WHAT TO DO: How many lines of the data include the string "Divergence"? State the number and nothing else.

-- BEGIN RECORDS FOR THE TASK --

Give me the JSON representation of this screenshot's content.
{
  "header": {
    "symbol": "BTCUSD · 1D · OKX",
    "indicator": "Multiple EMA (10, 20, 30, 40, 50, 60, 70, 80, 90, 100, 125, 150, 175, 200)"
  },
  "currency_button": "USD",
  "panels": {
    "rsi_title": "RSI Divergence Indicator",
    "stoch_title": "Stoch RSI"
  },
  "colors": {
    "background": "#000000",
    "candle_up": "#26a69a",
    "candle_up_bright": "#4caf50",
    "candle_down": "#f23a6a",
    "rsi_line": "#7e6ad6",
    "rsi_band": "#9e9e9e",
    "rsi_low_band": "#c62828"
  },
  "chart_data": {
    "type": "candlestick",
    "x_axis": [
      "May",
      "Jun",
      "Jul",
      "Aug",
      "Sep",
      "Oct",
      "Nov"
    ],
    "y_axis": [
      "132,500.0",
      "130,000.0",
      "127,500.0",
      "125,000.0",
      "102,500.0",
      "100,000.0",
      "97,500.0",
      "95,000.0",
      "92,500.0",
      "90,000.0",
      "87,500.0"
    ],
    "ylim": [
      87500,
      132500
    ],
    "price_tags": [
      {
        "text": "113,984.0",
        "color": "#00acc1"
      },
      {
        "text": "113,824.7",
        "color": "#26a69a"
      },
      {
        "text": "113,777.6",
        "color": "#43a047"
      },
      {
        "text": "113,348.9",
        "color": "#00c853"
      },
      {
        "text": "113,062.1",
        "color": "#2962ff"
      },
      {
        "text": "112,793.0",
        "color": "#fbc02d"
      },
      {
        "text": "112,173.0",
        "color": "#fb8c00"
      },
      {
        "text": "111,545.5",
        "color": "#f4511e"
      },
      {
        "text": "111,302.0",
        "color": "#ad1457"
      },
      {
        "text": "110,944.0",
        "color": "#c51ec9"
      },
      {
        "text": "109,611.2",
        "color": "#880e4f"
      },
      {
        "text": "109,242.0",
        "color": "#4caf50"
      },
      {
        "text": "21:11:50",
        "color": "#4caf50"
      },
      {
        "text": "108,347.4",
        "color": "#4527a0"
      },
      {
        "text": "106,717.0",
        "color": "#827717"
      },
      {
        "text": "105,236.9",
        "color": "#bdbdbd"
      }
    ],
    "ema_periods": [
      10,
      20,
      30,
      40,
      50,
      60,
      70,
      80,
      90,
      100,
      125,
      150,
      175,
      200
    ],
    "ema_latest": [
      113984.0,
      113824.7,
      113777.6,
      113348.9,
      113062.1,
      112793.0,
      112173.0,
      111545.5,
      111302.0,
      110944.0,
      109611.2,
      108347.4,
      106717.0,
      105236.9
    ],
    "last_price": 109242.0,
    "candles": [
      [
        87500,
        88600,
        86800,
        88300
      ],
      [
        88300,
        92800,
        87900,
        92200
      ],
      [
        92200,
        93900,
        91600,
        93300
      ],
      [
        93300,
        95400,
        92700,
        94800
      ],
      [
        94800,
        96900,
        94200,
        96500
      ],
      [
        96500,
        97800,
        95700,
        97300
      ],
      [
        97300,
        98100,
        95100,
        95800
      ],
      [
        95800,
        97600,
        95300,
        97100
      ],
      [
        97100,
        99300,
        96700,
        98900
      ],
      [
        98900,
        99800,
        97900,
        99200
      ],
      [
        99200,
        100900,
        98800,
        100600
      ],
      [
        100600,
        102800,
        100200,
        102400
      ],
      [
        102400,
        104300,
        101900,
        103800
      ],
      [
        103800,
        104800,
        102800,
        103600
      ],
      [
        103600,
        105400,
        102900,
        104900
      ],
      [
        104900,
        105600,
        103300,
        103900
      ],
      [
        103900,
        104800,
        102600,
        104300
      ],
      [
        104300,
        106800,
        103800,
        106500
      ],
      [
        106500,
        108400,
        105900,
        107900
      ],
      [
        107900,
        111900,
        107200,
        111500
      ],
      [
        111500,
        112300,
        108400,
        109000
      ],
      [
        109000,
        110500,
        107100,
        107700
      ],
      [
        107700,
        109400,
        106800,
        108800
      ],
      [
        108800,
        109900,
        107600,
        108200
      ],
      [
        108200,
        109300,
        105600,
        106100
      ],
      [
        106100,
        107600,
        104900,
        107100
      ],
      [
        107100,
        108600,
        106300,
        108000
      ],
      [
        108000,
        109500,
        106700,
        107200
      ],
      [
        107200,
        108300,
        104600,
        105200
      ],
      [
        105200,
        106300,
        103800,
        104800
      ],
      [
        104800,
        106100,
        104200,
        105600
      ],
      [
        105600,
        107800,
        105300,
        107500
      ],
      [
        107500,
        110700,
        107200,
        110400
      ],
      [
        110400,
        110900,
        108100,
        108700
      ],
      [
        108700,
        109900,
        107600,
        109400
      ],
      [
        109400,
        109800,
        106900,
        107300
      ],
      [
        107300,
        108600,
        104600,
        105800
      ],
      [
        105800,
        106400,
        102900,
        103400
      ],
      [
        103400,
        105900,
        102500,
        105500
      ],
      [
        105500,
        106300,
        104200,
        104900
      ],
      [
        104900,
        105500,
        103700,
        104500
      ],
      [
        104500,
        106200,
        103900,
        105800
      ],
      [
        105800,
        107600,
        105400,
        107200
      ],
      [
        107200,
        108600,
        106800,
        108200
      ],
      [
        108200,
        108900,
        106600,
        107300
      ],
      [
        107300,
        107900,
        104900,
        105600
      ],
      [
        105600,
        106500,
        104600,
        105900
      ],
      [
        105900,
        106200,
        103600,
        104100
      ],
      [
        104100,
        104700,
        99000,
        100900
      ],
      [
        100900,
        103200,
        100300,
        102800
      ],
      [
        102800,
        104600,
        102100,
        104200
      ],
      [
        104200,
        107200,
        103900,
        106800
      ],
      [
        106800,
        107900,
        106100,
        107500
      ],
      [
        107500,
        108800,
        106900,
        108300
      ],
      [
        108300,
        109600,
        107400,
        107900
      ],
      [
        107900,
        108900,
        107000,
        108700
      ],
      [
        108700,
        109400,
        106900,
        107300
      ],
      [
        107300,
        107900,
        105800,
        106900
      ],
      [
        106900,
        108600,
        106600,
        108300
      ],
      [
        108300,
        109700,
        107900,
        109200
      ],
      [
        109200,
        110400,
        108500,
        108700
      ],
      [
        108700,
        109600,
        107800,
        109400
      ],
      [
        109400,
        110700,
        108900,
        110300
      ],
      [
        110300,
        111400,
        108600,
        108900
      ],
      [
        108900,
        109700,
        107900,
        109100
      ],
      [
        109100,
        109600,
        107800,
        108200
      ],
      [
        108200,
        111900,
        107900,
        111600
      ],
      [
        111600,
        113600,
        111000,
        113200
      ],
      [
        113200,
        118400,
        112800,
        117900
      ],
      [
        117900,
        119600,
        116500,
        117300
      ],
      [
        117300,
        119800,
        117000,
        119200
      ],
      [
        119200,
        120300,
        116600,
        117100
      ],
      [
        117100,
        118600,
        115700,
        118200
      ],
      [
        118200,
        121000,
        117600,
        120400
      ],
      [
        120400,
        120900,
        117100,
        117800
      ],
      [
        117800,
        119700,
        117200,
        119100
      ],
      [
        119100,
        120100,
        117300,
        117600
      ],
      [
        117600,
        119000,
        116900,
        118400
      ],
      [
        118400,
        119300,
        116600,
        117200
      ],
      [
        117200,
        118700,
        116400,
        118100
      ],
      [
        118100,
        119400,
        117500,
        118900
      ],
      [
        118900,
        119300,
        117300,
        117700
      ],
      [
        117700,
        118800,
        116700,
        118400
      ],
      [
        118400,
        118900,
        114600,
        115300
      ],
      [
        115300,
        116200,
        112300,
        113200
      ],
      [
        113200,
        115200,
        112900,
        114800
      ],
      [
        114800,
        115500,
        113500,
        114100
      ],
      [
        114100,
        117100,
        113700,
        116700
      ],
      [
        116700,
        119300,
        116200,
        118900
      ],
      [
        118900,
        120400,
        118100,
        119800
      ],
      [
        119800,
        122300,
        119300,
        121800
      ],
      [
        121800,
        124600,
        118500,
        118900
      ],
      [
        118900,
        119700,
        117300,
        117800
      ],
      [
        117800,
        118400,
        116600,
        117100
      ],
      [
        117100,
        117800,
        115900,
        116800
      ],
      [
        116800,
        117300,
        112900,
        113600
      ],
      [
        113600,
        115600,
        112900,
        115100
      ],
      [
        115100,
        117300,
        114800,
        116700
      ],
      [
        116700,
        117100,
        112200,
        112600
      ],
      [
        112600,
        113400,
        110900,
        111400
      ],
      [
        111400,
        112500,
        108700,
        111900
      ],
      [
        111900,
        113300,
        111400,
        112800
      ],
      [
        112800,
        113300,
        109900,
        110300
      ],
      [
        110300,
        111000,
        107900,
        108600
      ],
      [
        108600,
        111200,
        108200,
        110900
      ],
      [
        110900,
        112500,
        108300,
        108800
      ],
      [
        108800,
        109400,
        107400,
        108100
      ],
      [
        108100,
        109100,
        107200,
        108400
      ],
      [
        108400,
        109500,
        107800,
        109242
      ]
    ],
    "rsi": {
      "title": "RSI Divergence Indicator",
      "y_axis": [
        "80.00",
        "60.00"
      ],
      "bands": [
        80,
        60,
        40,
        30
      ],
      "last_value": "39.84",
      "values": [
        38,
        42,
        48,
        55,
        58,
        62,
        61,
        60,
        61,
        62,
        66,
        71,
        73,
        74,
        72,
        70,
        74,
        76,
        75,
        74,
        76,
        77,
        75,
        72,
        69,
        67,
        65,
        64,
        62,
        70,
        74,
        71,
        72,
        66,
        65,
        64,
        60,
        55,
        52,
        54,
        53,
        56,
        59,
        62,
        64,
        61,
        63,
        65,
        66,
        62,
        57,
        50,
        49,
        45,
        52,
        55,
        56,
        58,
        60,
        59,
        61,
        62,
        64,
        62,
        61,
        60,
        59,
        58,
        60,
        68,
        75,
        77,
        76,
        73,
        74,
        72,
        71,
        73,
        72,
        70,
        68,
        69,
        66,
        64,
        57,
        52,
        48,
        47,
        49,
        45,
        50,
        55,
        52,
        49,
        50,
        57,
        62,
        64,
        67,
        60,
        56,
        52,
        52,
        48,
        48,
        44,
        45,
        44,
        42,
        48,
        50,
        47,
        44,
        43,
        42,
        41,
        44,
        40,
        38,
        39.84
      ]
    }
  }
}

-- END RECORDS FOR THE TASK --

ANSWER TO THE EXERCISE: 2